Stored entries:
□ □ □ □ □ □ □
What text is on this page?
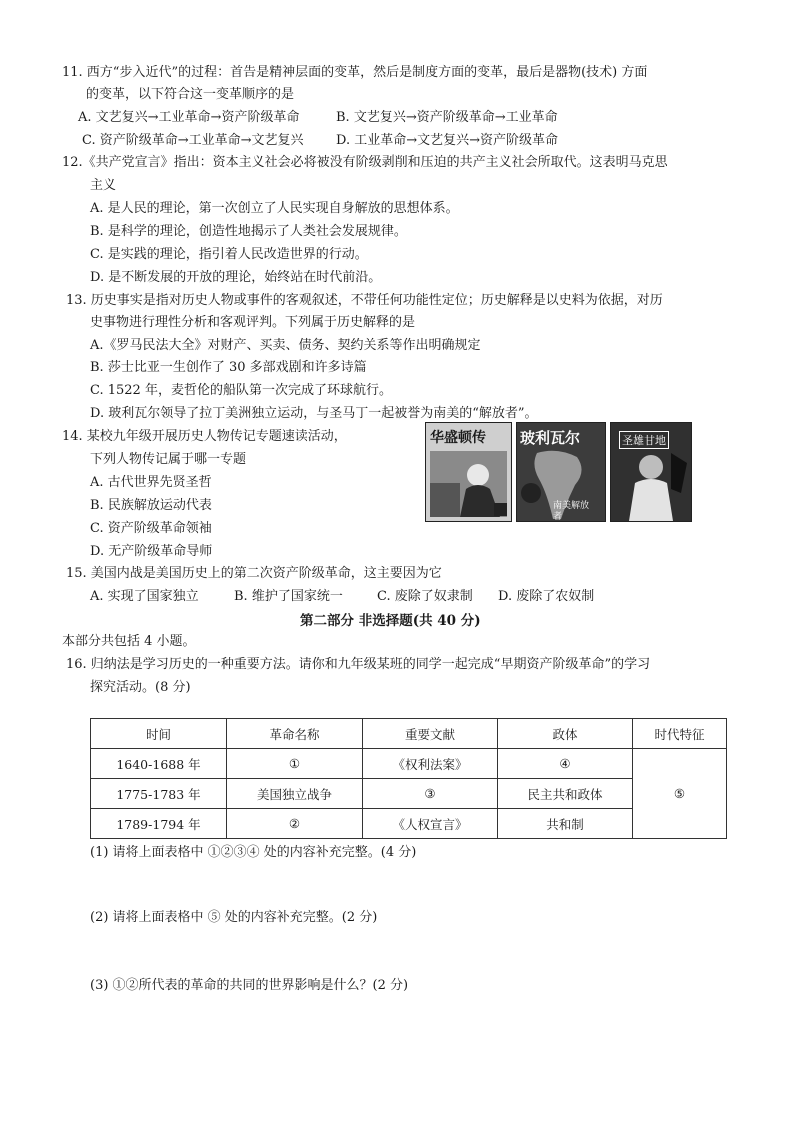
11. 西方“步入近代”的过程：首告是精神层面的变革，然后是制度方面的变革，最后是器物(技术) 方面
的变革，以下符合这一变革顺序的是
A. 文艺复兴→工业革命→资产阶级革命	B. 文艺复兴→资产阶级革命→工业革命
C. 资产阶级革命→工业革命→文艺复兴 D. 工业革命→文艺复兴→资产阶级革命
12.《共产党宣言》指出：资本主义社会必将被没有阶级剥削和压迫的共产主义社会所取代。这表明马克思
主义
A. 是人民的理论，第一次创立了人民实现自身解放的思想体系。
B. 是科学的理论，创造性地揭示了人类社会发展规律。
C. 是实践的理论，指引着人民改造世界的行动。
D. 是不断发展的开放的理论，始终站在时代前沿。
13. 历史事实是指对历史人物或事件的客观叙述，不带任何功能性定位；历史解释是以史料为依据，对历
史事物进行理性分析和客观评判。下列属于历史解释的是
A.《罗马民法大全》对财产、买卖、债务、契约关系等作出明确规定
B. 莎士比亚一生创作了 30 多部戏剧和许多诗篇
C. 1522 年，麦哲伦的船队第一次完成了环球航行。
D. 玻利瓦尔领导了拉丁美洲独立运动，与圣马丁一起被誉为南美的“解放者”。
14. 某校九年级开展历史人物传记专题速读活动，
下列人物传记属于哪一专题
A. 古代世界先贤圣哲
B. 民族解放运动代表
C. 资产阶级革命领袖
D. 无产阶级革命导师
华盛顿传 玻利瓦尔
南美解放者
圣雄甘地
15. 美国内战是美国历史上的第二次资产阶级革命，这主要因为它
A. 实现了国家独立	B. 维护了国家统一	C. 废除了奴隶制 D. 废除了农奴制
第二部分 非选择题(共 40 分)
本部分共包括 4 小题。
16. 归纳法是学习历史的一种重要方法。请你和九年级某班的同学一起完成“早期资产阶级革命”的学习
探究活动。(8 分)
时间	革命名称	重要文献	政体	时代特征
1640-1688 年	①	《权利法案》	④	⑤
1775-1783 年	美国独立战争	③	民主共和政体	
1789-1794 年	②	《人权宣言》	共和制	
(1) 请将上面表格中 ①②③④ 处的内容补充完整。(4 分)
(2) 请将上面表格中 ⑤ 处的内容补充完整。(2 分)
(3) ①②所代表的革命的共同的世界影响是什么？(2 分)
□ □ □ □ □ □ □
- _THE EXERCISE_
Show the lines from the data above that contain the string "请将上面表格中".

- _EXERCISE OUTPUT_
(1) 请将上面表格中 ①②③④ 处的内容补充完整。(4 分)
(2) 请将上面表格中 ⑤ 处的内容补充完整。(2 分)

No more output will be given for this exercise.